- **Problem requirements**: Make an exact copy of each entry, leaving out every picture.

------------------------------------------------------------

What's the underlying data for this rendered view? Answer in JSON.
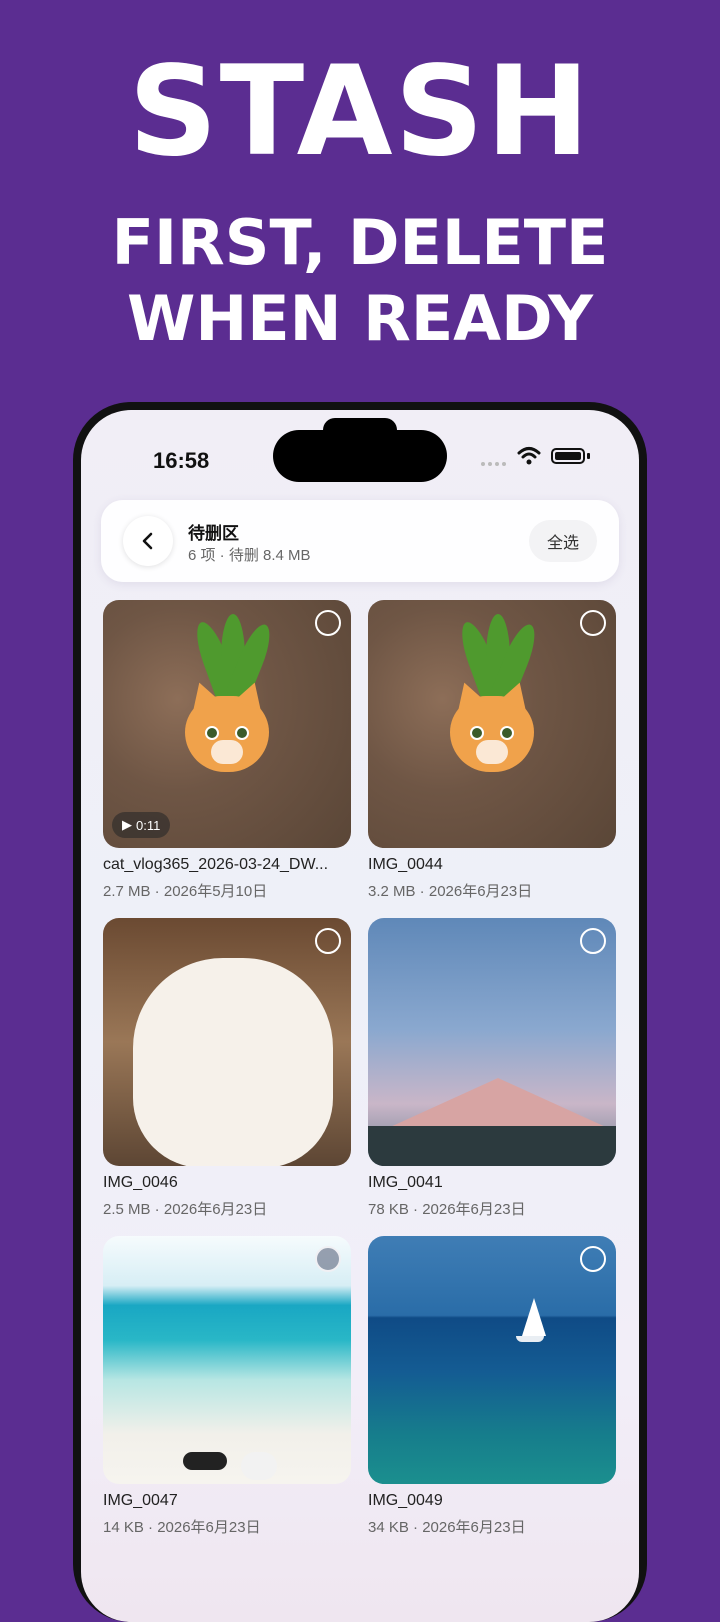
{
  "promo": {
    "line1": "STASH",
    "line2": "FIRST, DELETE",
    "line3": "WHEN READY"
  },
  "status_bar": {
    "time": "16:58"
  },
  "header": {
    "title": "待删区",
    "subtitle": "6 项 · 待删 8.4 MB",
    "select_all_label": "全选"
  },
  "items": [
    {
      "name": "cat_vlog365_2026-03-24_DW...",
      "meta": "2.7 MB · 2026年5月10日",
      "duration": "0:11",
      "selected": false
    },
    {
      "name": "IMG_0044",
      "meta": "3.2 MB · 2026年6月23日",
      "selected": false
    },
    {
      "name": "IMG_0046",
      "meta": "2.5 MB · 2026年6月23日",
      "selected": false
    },
    {
      "name": "IMG_0041",
      "meta": "78 KB · 2026年6月23日",
      "selected": false
    },
    {
      "name": "IMG_0047",
      "meta": "14 KB · 2026年6月23日",
      "selected": false
    },
    {
      "name": "IMG_0049",
      "meta": "34 KB · 2026年6月23日",
      "selected": false
    }
  ],
  "colors": {
    "background": "#5b2d91",
    "headline": "#ffffff"
  }
}
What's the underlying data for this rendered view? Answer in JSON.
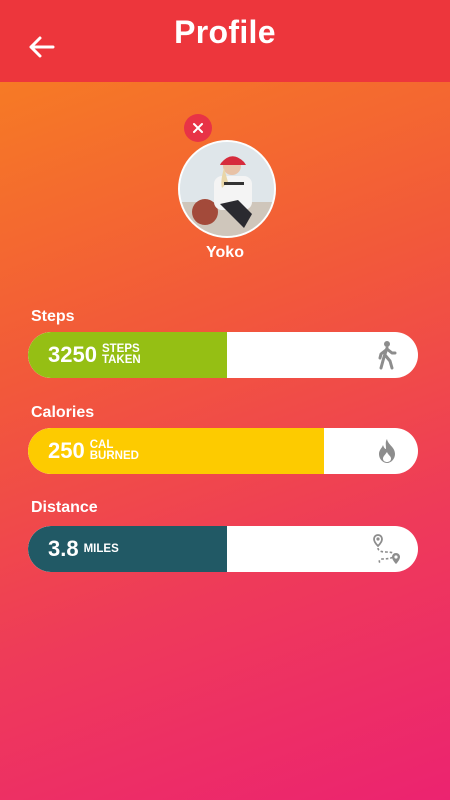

------------------------------------------------------------

- **Answer to the problem**:
What's the underlying data for this rendered view? Answer in JSON.
{
  "promo": {
    "line1": "STASH",
    "line2": "FIRST, DELETE",
    "line3": "WHEN READY"
  },
  "status_bar": {
    "time": "16:58"
  },
  "header": {
    "title": "待删区",
    "subtitle": "6 项 · 待删 8.4 MB",
    "select_all_label": "全选"
  },
  "items": [
    {
      "name": "cat_vlog365_2026-03-24_DW...",
      "meta": "2.7 MB · 2026年5月10日",
      "duration": "0:11",
      "selected": false
    },
    {
      "name": "IMG_0044",
      "meta": "3.2 MB · 2026年6月23日",
      "selected": false
    },
    {
      "name": "IMG_0046",
      "meta": "2.5 MB · 2026年6月23日",
      "selected": false
    },
    {
      "name": "IMG_0041",
      "meta": "78 KB · 2026年6月23日",
      "selected": false
    },
    {
      "name": "IMG_0047",
      "meta": "14 KB · 2026年6月23日",
      "selected": false
    },
    {
      "name": "IMG_0049",
      "meta": "34 KB · 2026年6月23日",
      "selected": false
    }
  ],
  "colors": {
    "background": "#5b2d91",
    "headline": "#ffffff"
  }
}
What's the underlying data for this rendered view? Answer in JSON.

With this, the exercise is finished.